● **BRIEF**
State how many lines hold the string "включением". Give the number and nothing else.

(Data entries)
•••••
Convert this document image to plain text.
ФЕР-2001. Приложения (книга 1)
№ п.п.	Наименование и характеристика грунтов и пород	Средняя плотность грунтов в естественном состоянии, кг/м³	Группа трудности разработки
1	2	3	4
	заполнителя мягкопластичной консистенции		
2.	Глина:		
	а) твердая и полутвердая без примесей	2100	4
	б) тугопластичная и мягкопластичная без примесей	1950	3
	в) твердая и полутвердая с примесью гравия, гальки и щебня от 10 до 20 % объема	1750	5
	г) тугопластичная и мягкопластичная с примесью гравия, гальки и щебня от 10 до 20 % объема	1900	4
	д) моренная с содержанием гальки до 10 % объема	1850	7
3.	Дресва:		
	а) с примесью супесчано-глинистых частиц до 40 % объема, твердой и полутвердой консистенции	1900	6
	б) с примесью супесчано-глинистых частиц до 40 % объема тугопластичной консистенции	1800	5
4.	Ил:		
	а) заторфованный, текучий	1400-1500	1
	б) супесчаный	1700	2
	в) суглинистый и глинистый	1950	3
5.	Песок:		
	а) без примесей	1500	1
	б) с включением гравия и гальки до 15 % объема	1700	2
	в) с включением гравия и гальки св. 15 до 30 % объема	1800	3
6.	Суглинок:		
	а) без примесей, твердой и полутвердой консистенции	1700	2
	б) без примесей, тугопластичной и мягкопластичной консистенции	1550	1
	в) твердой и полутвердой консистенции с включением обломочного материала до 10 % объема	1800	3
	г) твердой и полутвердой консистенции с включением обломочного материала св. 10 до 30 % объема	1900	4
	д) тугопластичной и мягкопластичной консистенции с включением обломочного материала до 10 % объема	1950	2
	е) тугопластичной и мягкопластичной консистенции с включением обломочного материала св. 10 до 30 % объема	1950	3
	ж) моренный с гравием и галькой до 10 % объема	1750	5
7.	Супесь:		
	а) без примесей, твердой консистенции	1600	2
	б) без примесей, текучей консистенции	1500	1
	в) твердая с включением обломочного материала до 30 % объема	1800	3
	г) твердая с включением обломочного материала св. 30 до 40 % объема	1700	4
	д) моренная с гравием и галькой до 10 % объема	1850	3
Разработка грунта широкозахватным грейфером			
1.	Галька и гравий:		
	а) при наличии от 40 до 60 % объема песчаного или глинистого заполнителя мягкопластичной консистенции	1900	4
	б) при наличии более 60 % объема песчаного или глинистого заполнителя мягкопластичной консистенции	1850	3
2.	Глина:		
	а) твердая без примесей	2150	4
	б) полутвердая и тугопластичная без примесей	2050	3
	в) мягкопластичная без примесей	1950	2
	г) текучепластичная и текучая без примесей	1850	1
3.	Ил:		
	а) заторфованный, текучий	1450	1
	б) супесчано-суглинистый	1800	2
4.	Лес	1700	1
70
•••••
● **WRITTEN ANSWER**
8